### Data section
▶

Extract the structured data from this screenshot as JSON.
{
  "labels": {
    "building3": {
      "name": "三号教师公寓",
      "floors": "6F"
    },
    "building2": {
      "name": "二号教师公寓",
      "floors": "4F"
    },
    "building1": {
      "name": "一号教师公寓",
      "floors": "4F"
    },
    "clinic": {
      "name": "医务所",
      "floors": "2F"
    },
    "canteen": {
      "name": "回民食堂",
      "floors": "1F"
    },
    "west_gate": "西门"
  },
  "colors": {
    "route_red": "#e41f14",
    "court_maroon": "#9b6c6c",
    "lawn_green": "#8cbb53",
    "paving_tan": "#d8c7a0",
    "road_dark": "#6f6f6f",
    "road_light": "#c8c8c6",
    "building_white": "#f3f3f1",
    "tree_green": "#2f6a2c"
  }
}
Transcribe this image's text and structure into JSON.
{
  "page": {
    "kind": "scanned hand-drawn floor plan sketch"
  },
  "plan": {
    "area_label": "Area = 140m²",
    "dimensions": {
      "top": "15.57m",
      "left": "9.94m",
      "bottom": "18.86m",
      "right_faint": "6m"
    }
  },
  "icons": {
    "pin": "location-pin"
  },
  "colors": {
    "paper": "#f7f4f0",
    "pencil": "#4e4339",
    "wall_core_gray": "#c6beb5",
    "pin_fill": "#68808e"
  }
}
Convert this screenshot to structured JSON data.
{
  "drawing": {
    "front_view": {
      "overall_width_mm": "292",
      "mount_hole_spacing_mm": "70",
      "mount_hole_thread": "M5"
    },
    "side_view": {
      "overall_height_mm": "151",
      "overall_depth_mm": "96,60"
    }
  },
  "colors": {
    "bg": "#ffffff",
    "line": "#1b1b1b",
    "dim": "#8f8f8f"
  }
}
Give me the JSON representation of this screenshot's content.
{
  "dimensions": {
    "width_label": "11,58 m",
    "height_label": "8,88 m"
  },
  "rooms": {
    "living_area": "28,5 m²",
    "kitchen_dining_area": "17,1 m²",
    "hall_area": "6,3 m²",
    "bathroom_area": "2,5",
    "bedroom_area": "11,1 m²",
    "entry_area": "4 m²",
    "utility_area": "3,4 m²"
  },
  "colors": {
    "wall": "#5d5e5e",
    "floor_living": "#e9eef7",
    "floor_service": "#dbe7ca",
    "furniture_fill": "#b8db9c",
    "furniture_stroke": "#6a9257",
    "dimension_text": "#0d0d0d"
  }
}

◀

### Task statement
Send back all of the entries exactly, with nothing missing.

### Reply to the exercise
Extract the structured data from this screenshot as JSON.
{
  "labels": {
    "building3": {
      "name": "三号教师公寓",
      "floors": "6F"
    },
    "building2": {
      "name": "二号教师公寓",
      "floors": "4F"
    },
    "building1": {
      "name": "一号教师公寓",
      "floors": "4F"
    },
    "clinic": {
      "name": "医务所",
      "floors": "2F"
    },
    "canteen": {
      "name": "回民食堂",
      "floors": "1F"
    },
    "west_gate": "西门"
  },
  "colors": {
    "route_red": "#e41f14",
    "court_maroon": "#9b6c6c",
    "lawn_green": "#8cbb53",
    "paving_tan": "#d8c7a0",
    "road_dark": "#6f6f6f",
    "road_light": "#c8c8c6",
    "building_white": "#f3f3f1",
    "tree_green": "#2f6a2c"
  }
}
Transcribe this image's text and structure into JSON.
{
  "page": {
    "kind": "scanned hand-drawn floor plan sketch"
  },
  "plan": {
    "area_label": "Area = 140m²",
    "dimensions": {
      "top": "15.57m",
      "left": "9.94m",
      "bottom": "18.86m",
      "right_faint": "6m"
    }
  },
  "icons": {
    "pin": "location-pin"
  },
  "colors": {
    "paper": "#f7f4f0",
    "pencil": "#4e4339",
    "wall_core_gray": "#c6beb5",
    "pin_fill": "#68808e"
  }
}
Convert this screenshot to structured JSON data.
{
  "drawing": {
    "front_view": {
      "overall_width_mm": "292",
      "mount_hole_spacing_mm": "70",
      "mount_hole_thread": "M5"
    },
    "side_view": {
      "overall_height_mm": "151",
      "overall_depth_mm": "96,60"
    }
  },
  "colors": {
    "bg": "#ffffff",
    "line": "#1b1b1b",
    "dim": "#8f8f8f"
  }
}
Give me the JSON representation of this screenshot's content.
{
  "dimensions": {
    "width_label": "11,58 m",
    "height_label": "8,88 m"
  },
  "rooms": {
    "living_area": "28,5 m²",
    "kitchen_dining_area": "17,1 m²",
    "hall_area": "6,3 m²",
    "bathroom_area": "2,5",
    "bedroom_area": "11,1 m²",
    "entry_area": "4 m²",
    "utility_area": "3,4 m²"
  },
  "colors": {
    "wall": "#5d5e5e",
    "floor_living": "#e9eef7",
    "floor_service": "#dbe7ca",
    "furniture_fill": "#b8db9c",
    "furniture_stroke": "#6a9257",
    "dimension_text": "#0d0d0d"
  }
}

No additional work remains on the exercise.